→ **Goal**:
Pick out each line in these entries that contains the string "Parkes".

→ **Rows**:

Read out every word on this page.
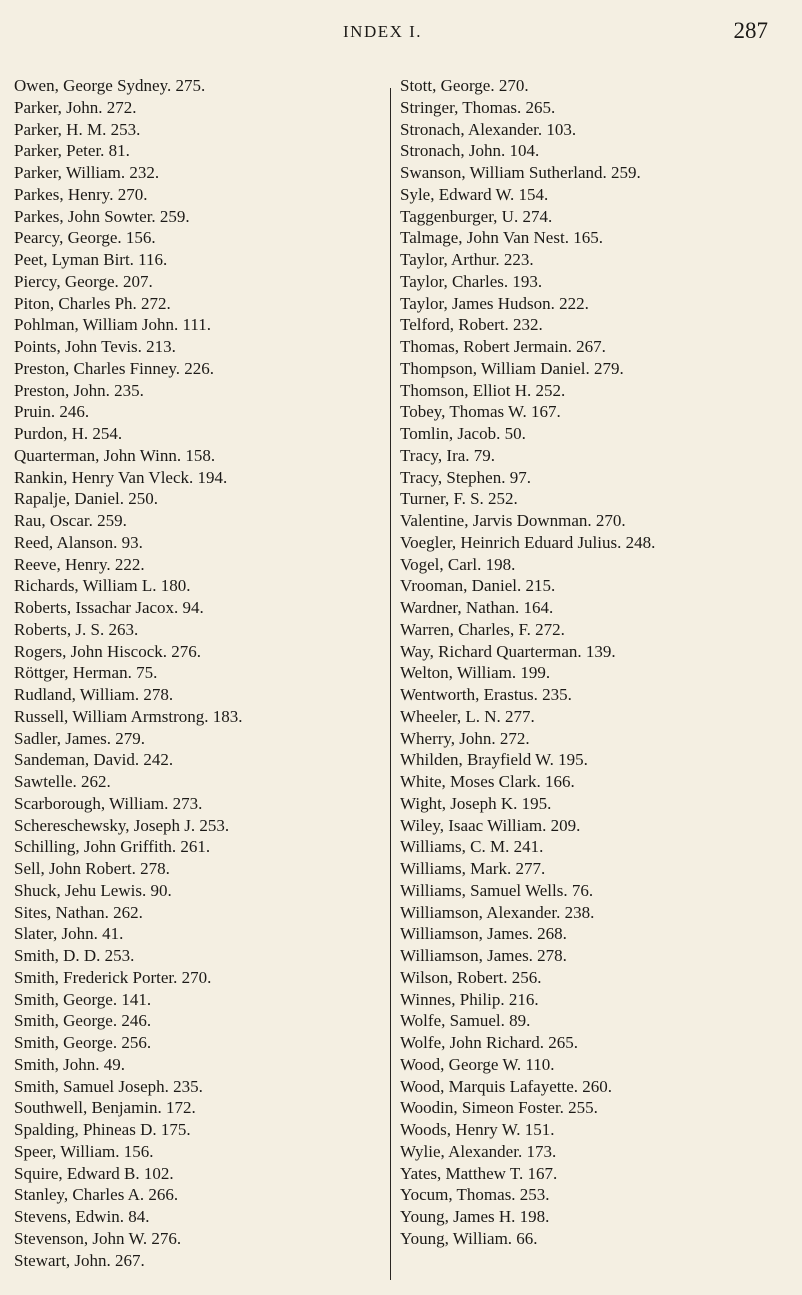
INDEX I.	287
Owen, George Sydney. 275.
Parker, John. 272.
Parker, H. M. 253.
Parker, Peter. 81.
Parker, William. 232.
Parkes, Henry. 270.
Parkes, John Sowter. 259.
Pearcy, George. 156.
Peet, Lyman Birt. 116.
Piercy, George. 207.
Piton, Charles Ph. 272.
Pohlman, William John. 111.
Points, John Tevis. 213.
Preston, Charles Finney. 226.
Preston, John. 235.
Pruin. 246.
Purdon, H. 254.
Quarterman, John Winn. 158.
Rankin, Henry Van Vleck. 194.
Rapalje, Daniel. 250.
Rau, Oscar. 259.
Reed, Alanson. 93.
Reeve, Henry. 222.
Richards, William L. 180.
Roberts, Issachar Jacox. 94.
Roberts, J. S. 263.
Rogers, John Hiscock. 276.
Röttger, Herman. 75.
Rudland, William. 278.
Russell, William Armstrong. 183.
Sadler, James. 279.
Sandeman, David. 242.
Sawtelle. 262.
Scarborough, William. 273.
Schereschewsky, Joseph J. 253.
Schilling, John Griffith. 261.
Sell, John Robert. 278.
Shuck, Jehu Lewis. 90.
Sites, Nathan. 262.
Slater, John. 41.
Smith, D. D. 253.
Smith, Frederick Porter. 270.
Smith, George. 141.
Smith, George. 246.
Smith, George. 256.
Smith, John. 49.
Smith, Samuel Joseph. 235.
Southwell, Benjamin. 172.
Spalding, Phineas D. 175.
Speer, William. 156.
Squire, Edward B. 102.
Stanley, Charles A. 266.
Stevens, Edwin. 84.
Stevenson, John W. 276.
Stewart, John. 267.
Stott, George. 270.
Stringer, Thomas. 265.
Stronach, Alexander. 103.
Stronach, John. 104.
Swanson, William Sutherland. 259.
Syle, Edward W. 154.
Taggenburger, U. 274.
Talmage, John Van Nest. 165.
Taylor, Arthur. 223.
Taylor, Charles. 193.
Taylor, James Hudson. 222.
Telford, Robert. 232.
Thomas, Robert Jermain. 267.
Thompson, William Daniel. 279.
Thomson, Elliot H. 252.
Tobey, Thomas W. 167.
Tomlin, Jacob. 50.
Tracy, Ira. 79.
Tracy, Stephen. 97.
Turner, F. S. 252.
Valentine, Jarvis Downman. 270.
Voegler, Heinrich Eduard Julius. 248.
Vogel, Carl. 198.
Vrooman, Daniel. 215.
Wardner, Nathan. 164.
Warren, Charles, F. 272.
Way, Richard Quarterman. 139.
Welton, William. 199.
Wentworth, Erastus. 235.
Wheeler, L. N. 277.
Wherry, John. 272.
Whilden, Brayfield W. 195.
White, Moses Clark. 166.
Wight, Joseph K. 195.
Wiley, Isaac William. 209.
Williams, C. M. 241.
Williams, Mark. 277.
Williams, Samuel Wells. 76.
Williamson, Alexander. 238.
Williamson, James. 268.
Williamson, James. 278.
Wilson, Robert. 256.
Winnes, Philip. 216.
Wolfe, Samuel. 89.
Wolfe, John Richard. 265.
Wood, George W. 110.
Wood, Marquis Lafayette. 260.
Woodin, Simeon Foster. 255.
Woods, Henry W. 151.
Wylie, Alexander. 173.
Yates, Matthew T. 167.
Yocum, Thomas. 253.
Young, James H. 198.
Young, William. 66.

→ **Task result**:
Parkes, Henry. 270.
Parkes, John Sowter. 259.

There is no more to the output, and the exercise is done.